Recorded data:
────────
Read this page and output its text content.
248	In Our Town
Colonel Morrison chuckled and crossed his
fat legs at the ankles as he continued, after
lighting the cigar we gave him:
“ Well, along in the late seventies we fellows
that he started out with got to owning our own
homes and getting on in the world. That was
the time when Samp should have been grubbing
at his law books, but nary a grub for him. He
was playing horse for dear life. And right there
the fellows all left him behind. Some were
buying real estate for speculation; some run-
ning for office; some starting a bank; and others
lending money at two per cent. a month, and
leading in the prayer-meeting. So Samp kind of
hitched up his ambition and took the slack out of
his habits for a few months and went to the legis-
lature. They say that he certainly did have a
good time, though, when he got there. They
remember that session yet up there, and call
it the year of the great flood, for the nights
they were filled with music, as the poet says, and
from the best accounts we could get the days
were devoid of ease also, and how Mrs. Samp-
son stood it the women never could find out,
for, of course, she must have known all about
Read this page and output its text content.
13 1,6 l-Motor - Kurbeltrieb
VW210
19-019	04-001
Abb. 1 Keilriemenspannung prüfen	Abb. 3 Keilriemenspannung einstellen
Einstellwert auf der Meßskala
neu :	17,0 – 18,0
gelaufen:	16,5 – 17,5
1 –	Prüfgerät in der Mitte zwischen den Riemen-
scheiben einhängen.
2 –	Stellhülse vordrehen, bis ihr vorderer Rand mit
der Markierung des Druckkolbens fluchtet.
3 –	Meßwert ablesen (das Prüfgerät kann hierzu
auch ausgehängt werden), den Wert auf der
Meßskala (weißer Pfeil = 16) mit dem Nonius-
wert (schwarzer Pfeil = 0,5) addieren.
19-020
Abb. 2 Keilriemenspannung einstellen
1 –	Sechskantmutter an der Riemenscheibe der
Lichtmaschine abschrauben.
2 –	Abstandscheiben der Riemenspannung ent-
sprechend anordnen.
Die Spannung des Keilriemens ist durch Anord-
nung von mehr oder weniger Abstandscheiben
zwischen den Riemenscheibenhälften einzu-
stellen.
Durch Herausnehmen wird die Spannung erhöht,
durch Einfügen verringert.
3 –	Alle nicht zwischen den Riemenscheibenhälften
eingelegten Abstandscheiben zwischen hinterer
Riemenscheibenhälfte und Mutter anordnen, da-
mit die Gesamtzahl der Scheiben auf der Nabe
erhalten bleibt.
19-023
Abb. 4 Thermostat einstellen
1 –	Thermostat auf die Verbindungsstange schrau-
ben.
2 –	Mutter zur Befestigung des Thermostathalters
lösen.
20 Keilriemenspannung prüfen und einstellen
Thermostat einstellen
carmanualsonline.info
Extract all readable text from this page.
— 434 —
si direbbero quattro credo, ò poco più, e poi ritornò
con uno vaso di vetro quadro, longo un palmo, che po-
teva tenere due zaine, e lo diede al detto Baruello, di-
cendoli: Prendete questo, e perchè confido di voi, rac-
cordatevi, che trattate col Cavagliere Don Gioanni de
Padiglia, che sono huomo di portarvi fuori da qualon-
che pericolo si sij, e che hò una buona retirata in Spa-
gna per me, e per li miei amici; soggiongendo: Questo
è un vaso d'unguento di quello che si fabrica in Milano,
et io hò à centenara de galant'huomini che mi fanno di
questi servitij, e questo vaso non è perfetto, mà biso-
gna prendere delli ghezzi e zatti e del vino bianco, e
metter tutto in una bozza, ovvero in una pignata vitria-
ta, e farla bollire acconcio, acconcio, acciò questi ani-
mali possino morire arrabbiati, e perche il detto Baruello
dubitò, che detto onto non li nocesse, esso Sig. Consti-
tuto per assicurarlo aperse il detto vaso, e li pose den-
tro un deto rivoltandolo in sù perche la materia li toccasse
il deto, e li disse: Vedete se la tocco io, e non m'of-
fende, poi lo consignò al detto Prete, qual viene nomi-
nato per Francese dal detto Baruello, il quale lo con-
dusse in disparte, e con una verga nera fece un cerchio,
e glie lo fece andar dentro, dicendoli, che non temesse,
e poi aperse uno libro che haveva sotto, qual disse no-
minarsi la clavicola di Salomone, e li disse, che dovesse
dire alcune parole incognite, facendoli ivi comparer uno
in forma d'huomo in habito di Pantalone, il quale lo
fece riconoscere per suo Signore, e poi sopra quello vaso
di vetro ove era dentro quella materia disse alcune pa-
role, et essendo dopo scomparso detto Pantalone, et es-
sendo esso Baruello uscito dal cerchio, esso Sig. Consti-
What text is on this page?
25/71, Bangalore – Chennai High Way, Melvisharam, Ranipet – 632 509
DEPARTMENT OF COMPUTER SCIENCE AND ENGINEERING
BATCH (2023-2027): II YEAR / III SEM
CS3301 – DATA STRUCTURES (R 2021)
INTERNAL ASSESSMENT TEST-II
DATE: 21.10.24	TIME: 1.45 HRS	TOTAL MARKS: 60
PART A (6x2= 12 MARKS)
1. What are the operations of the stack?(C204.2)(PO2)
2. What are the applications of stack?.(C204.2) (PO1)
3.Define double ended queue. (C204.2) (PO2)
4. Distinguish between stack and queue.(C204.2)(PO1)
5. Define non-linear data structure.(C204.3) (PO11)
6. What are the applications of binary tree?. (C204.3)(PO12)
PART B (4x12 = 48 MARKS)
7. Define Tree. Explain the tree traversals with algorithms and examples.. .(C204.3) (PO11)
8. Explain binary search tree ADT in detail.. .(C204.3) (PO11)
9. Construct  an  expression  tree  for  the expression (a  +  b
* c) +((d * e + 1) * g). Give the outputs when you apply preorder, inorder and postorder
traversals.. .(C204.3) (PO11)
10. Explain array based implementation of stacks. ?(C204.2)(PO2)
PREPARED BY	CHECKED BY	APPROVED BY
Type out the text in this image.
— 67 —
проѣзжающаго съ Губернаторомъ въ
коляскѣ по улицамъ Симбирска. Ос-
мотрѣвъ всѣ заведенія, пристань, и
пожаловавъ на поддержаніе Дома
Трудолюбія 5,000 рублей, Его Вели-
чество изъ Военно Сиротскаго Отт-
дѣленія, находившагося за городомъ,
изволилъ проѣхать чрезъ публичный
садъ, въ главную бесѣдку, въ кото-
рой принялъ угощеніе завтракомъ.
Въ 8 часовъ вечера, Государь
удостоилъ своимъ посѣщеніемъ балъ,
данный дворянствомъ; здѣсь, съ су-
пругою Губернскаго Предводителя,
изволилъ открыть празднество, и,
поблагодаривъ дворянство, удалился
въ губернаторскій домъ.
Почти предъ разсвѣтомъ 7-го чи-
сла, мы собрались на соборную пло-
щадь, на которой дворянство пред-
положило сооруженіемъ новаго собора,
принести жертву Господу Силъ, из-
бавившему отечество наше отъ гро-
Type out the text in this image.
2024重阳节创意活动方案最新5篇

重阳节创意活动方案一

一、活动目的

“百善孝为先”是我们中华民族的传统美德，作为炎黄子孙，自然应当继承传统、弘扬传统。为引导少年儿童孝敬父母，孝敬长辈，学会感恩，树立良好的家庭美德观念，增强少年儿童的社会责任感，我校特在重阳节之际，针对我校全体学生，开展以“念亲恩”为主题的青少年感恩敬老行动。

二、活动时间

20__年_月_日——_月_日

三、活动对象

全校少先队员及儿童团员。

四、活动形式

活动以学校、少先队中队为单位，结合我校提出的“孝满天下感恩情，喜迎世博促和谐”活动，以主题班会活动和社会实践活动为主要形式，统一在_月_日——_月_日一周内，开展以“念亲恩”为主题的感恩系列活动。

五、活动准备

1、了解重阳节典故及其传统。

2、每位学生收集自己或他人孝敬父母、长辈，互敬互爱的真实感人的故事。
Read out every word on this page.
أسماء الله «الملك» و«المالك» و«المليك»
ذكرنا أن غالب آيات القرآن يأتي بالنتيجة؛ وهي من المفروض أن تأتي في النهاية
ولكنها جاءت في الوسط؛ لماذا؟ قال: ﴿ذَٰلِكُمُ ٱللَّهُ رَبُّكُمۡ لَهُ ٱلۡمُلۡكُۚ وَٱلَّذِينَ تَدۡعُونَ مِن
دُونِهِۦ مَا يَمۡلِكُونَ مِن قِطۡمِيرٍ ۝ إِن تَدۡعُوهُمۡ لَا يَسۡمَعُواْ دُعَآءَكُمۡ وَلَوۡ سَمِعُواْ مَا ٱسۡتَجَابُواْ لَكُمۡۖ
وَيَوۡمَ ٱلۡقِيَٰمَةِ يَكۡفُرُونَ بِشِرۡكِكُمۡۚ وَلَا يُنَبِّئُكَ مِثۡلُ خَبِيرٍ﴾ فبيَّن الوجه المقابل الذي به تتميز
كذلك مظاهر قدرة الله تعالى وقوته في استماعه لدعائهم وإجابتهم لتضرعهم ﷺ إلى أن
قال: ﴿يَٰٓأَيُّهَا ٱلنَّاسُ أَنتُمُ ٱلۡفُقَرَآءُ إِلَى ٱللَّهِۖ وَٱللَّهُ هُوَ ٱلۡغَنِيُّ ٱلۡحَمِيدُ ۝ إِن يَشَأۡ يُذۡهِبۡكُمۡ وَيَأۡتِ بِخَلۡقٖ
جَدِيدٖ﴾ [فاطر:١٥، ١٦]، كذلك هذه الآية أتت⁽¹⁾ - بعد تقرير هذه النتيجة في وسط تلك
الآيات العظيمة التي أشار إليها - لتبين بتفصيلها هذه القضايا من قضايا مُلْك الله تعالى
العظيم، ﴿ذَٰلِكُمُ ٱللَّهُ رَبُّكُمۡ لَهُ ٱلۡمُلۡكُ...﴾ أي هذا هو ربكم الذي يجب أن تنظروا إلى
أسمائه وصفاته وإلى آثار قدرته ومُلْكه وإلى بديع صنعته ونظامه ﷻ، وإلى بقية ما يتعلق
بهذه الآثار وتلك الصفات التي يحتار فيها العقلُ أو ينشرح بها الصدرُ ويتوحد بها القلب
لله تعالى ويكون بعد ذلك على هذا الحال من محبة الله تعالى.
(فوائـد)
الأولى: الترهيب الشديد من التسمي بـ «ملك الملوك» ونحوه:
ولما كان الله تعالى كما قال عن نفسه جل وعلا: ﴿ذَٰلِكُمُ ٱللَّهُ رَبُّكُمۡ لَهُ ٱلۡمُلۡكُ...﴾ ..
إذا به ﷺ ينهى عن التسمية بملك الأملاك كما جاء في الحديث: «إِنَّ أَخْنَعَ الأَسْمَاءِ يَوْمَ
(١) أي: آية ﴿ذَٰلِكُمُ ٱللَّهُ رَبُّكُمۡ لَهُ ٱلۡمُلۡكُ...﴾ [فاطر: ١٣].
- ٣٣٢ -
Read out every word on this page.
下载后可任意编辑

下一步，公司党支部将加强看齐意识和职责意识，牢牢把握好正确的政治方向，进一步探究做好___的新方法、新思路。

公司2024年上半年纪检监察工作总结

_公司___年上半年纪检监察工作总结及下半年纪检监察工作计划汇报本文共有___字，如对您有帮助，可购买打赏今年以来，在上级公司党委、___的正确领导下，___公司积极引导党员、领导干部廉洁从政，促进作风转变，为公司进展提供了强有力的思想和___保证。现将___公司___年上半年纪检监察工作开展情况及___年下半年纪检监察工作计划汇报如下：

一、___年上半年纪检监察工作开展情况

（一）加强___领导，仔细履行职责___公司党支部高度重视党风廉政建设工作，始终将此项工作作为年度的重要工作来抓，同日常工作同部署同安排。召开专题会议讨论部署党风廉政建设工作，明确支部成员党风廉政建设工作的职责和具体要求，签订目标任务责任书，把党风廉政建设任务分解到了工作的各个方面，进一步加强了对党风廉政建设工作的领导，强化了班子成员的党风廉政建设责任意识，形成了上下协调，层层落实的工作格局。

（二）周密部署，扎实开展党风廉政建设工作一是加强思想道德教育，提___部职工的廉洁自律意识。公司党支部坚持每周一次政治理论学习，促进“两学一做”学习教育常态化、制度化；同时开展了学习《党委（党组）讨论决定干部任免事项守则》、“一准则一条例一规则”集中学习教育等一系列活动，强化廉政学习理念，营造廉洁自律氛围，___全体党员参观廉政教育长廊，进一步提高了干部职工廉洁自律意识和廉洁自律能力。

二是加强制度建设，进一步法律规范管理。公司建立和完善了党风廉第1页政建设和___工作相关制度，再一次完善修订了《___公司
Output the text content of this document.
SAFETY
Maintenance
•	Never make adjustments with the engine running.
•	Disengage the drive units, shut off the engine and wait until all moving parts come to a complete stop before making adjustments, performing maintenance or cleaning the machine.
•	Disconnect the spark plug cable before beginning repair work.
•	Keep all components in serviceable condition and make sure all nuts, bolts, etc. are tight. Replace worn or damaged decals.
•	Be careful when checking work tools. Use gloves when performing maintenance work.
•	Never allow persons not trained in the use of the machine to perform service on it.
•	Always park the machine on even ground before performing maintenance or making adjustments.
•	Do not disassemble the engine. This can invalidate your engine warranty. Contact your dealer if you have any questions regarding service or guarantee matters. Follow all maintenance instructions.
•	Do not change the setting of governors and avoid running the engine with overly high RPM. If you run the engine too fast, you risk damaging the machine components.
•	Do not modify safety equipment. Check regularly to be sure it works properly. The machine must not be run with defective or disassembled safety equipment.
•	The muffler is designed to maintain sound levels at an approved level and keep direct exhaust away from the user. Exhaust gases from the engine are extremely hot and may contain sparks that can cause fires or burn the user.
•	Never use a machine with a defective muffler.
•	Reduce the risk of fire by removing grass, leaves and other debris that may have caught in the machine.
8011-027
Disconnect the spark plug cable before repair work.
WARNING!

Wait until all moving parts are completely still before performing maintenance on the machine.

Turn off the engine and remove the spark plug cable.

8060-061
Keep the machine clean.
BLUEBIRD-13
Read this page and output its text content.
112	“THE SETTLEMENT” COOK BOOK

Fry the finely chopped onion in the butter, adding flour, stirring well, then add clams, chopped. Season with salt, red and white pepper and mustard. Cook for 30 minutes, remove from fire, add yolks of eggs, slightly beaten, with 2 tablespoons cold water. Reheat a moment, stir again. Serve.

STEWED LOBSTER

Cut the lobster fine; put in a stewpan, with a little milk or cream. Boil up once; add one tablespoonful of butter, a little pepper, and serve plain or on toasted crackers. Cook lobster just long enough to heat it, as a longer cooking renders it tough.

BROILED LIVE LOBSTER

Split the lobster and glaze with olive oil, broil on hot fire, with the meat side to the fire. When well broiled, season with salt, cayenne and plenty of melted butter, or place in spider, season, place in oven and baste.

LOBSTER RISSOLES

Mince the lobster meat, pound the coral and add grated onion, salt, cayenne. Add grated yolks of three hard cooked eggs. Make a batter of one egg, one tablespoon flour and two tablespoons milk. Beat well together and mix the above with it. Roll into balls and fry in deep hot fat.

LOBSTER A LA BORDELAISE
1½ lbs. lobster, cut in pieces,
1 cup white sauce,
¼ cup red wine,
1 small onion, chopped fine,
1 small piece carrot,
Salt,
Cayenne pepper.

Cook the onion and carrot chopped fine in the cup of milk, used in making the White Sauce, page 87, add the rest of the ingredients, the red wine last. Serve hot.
────────
TASK BRIEF:
Your task is to gather every line with the word "were" and copy it.

ANSWER TO THIS EXERCISE:
the fellows all left him behind. Some were
they were filled with music, as the poet says, and
were devoid of ease also, and how Mrs. Samp-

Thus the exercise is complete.